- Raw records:
◇ ◇ ◇ ◇ ◇ ◇ ◇

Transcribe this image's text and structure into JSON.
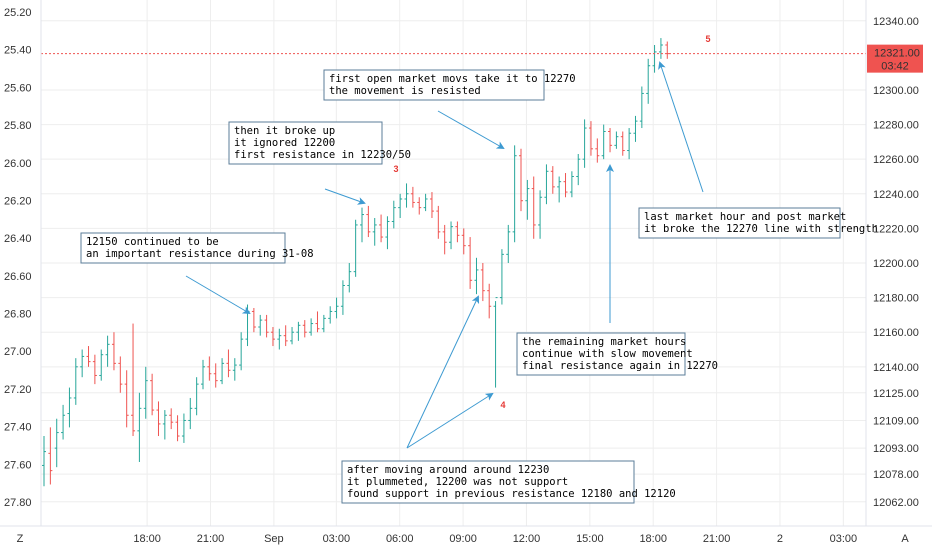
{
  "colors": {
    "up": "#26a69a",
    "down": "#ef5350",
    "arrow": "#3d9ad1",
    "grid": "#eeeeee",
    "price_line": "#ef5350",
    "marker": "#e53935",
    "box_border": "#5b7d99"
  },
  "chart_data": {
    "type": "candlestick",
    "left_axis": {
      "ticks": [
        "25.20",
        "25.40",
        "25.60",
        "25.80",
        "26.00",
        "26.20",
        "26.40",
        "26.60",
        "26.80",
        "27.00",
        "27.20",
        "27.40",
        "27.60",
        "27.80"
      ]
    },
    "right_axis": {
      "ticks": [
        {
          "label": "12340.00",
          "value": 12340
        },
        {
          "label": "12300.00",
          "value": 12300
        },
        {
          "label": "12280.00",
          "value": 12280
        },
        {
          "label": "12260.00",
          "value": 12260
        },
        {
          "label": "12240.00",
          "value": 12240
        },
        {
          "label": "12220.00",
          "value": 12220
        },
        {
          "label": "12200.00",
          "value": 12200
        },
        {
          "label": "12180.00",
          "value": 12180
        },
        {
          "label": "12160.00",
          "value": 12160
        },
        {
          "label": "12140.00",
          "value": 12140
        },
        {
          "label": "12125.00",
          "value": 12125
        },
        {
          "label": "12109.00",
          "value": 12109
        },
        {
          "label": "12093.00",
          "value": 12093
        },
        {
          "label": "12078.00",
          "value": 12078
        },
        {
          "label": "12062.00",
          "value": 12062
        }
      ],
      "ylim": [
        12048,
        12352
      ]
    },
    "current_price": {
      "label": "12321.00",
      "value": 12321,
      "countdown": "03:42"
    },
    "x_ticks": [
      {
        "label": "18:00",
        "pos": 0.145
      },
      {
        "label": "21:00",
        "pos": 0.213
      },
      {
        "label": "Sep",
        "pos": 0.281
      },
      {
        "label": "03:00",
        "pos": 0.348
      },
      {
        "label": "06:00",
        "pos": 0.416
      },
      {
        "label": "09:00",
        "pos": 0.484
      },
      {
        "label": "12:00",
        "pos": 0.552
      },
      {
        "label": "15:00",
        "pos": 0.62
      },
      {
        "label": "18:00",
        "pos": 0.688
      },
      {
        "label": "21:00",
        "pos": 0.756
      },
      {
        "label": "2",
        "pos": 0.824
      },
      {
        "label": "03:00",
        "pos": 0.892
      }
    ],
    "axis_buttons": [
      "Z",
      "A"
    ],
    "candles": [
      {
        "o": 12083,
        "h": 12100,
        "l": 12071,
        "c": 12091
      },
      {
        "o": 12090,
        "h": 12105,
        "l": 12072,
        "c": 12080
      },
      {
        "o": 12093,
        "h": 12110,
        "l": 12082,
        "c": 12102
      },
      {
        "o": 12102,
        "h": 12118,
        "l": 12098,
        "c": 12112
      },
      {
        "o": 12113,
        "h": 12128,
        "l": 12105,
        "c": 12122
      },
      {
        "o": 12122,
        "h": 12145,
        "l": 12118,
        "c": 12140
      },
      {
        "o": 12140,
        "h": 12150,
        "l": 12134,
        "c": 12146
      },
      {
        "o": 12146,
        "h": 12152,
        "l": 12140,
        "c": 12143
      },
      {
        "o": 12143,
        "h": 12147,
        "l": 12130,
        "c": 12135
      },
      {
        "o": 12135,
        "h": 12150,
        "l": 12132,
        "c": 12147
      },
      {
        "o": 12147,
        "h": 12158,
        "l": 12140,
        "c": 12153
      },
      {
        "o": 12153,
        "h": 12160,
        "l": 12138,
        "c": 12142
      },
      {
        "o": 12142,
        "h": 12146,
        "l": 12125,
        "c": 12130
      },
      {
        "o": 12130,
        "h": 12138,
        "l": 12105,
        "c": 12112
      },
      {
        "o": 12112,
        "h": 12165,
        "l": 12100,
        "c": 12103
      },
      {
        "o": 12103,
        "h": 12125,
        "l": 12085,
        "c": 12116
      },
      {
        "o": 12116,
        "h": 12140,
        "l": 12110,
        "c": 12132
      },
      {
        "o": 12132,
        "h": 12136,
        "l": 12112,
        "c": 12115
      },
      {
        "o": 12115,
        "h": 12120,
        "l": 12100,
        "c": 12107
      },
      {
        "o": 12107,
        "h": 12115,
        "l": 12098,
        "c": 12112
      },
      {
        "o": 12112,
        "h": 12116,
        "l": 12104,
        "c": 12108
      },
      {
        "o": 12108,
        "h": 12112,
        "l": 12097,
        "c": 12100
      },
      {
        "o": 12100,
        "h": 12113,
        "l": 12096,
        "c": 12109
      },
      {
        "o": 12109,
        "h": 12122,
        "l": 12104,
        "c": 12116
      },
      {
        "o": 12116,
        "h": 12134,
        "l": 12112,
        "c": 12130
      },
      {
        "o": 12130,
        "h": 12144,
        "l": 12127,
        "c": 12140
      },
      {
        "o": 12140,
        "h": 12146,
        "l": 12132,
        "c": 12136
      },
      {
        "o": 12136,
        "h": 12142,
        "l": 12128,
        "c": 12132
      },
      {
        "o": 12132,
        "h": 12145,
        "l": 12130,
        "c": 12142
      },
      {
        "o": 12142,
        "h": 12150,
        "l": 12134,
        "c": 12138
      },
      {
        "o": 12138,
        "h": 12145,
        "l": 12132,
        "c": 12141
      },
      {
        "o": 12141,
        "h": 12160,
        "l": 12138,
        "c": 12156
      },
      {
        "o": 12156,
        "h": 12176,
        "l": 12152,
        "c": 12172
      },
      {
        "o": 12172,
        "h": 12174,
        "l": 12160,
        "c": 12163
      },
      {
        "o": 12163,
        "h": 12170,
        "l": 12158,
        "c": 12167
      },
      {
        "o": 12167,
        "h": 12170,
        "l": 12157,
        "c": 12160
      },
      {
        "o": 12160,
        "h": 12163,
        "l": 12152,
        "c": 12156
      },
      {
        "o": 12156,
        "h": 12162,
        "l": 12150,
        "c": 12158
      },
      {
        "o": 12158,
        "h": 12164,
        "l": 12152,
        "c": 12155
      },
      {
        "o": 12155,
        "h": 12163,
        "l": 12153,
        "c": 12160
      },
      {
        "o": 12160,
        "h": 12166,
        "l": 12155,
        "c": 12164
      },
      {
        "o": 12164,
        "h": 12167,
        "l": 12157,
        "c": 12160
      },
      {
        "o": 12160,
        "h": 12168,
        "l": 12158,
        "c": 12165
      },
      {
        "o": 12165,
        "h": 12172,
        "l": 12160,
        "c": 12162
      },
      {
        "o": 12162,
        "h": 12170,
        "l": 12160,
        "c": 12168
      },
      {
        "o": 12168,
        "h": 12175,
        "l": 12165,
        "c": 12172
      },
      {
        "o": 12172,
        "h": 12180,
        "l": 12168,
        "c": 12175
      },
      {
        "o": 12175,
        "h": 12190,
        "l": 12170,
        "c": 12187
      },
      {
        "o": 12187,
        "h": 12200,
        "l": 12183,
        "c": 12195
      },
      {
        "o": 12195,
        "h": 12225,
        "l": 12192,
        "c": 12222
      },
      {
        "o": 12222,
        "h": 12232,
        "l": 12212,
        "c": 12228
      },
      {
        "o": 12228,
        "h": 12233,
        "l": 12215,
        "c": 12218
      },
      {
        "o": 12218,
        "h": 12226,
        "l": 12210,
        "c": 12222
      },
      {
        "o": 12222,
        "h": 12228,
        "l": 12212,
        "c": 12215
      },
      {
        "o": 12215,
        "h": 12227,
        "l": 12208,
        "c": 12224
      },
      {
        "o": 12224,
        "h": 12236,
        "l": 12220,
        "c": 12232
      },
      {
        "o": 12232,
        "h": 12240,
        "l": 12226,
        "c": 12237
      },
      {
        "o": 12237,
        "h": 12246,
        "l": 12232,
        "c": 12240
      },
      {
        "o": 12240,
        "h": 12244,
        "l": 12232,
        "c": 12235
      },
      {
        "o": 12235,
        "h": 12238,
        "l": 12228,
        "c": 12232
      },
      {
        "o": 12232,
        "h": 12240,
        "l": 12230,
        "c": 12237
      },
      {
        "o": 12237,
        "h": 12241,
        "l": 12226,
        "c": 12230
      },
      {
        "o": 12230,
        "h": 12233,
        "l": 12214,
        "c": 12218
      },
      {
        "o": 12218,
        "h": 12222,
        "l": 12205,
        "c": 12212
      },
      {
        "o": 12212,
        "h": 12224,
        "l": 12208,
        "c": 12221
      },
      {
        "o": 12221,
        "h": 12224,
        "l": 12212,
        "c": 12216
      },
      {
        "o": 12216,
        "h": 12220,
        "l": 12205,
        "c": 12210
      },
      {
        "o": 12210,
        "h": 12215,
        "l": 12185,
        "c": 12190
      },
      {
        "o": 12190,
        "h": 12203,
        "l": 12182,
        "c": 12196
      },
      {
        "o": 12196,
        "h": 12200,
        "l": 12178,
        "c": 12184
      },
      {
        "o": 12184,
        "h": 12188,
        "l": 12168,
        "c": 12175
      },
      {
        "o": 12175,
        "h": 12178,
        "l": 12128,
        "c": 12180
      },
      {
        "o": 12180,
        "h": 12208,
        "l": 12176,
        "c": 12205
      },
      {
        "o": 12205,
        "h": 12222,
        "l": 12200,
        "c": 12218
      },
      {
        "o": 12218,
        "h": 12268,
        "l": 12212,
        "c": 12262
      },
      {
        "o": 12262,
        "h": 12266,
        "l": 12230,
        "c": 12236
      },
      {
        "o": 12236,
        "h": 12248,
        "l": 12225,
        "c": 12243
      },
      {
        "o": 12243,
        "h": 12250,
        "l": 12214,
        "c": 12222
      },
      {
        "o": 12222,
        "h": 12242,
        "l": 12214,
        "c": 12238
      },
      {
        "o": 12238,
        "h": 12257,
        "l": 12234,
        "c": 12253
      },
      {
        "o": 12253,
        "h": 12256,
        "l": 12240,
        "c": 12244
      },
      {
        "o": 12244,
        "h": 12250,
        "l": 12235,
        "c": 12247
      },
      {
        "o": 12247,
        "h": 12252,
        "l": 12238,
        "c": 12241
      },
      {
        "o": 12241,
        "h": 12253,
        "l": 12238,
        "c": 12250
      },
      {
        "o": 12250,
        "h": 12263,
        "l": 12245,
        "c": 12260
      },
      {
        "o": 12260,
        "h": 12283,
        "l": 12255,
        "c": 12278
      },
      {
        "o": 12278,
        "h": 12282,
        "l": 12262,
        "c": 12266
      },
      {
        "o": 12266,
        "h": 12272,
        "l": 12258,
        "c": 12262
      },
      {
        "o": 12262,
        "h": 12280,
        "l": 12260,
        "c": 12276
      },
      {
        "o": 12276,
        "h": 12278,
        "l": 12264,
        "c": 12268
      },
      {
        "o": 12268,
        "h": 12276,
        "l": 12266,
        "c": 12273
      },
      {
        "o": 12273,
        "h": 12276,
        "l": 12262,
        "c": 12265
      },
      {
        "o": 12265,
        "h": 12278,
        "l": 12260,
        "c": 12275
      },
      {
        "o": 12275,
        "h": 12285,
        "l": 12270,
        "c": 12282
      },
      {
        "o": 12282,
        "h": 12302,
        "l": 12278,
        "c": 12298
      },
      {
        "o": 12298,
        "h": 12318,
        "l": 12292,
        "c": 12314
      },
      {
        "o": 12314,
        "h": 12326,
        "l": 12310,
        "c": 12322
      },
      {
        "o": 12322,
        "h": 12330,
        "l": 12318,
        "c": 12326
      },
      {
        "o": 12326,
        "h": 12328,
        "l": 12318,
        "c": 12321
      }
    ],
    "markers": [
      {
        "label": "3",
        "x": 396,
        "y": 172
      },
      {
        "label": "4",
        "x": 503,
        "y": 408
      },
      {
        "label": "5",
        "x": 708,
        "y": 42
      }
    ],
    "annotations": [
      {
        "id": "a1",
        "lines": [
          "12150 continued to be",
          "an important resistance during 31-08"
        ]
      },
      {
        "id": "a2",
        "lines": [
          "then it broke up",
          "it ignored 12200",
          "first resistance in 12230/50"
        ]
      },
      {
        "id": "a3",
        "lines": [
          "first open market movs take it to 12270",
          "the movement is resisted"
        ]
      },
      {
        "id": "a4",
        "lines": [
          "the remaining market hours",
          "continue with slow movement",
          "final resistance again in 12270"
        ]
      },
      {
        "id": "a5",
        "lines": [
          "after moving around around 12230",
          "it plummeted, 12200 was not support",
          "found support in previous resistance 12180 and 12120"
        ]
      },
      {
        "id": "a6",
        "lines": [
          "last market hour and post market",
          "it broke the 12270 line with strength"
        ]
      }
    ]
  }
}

◇ ◇ ◇ ◇ ◇ ◇ ◇

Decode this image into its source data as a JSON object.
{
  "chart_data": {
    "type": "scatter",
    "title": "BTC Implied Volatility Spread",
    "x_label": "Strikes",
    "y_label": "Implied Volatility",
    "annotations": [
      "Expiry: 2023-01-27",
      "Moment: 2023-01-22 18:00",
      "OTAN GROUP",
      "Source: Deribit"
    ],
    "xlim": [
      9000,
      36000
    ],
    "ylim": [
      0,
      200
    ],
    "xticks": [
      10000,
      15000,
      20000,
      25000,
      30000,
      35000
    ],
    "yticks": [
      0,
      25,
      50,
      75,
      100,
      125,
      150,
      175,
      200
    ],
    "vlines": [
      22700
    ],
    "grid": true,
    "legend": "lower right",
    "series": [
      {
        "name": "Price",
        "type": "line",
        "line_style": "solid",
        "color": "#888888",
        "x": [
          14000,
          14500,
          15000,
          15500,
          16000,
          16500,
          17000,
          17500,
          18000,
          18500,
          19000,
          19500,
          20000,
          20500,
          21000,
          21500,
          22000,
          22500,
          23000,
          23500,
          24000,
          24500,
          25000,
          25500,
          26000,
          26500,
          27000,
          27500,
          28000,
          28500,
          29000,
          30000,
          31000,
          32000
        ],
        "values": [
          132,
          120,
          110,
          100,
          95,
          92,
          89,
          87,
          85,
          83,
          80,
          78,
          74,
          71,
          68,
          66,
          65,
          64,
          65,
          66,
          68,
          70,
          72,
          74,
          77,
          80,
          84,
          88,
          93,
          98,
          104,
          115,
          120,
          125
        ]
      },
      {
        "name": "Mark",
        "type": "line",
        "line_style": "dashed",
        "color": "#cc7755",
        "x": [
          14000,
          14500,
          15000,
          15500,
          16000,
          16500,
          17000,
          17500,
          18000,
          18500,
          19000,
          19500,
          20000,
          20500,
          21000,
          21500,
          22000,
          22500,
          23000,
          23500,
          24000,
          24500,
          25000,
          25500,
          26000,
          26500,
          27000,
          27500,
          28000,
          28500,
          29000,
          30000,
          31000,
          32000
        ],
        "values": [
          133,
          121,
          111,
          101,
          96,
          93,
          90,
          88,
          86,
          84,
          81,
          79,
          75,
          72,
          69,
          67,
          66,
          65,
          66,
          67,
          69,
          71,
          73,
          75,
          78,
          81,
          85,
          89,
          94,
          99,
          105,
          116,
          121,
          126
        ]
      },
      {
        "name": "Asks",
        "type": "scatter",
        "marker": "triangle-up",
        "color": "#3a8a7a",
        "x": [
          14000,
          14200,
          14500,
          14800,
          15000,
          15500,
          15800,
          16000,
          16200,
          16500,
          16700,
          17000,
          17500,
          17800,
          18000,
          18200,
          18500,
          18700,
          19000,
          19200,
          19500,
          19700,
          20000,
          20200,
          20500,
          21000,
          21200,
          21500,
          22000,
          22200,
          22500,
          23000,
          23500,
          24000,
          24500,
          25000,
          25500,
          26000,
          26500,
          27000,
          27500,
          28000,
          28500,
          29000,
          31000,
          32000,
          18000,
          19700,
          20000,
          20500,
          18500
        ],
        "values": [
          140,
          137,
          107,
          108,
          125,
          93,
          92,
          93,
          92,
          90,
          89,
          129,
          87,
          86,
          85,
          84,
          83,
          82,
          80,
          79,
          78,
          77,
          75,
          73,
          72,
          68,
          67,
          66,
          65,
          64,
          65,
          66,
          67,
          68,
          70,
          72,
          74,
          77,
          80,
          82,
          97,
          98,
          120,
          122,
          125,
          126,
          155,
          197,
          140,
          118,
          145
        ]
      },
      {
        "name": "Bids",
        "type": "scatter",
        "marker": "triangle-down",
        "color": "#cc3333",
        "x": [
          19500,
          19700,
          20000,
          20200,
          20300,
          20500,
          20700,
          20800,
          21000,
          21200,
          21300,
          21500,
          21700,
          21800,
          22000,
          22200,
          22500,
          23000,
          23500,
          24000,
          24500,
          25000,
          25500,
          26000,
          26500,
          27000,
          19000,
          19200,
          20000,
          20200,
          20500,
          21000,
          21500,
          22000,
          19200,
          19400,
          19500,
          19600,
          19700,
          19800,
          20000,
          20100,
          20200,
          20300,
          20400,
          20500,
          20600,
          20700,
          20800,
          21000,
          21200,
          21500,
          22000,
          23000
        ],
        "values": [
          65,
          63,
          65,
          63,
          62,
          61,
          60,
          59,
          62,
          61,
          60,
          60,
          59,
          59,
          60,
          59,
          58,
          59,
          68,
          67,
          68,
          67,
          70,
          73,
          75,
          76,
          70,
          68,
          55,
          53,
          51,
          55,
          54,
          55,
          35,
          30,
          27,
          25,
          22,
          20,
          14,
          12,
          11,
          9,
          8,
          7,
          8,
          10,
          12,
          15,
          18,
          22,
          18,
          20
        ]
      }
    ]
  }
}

◇ ◇ ◇ ◇ ◇ ◇ ◇

- Problem: List every line above containing the word "image".

- Final result:
Transcribe this image's text and structure into JSON.
Decode this image into its source data as a JSON object.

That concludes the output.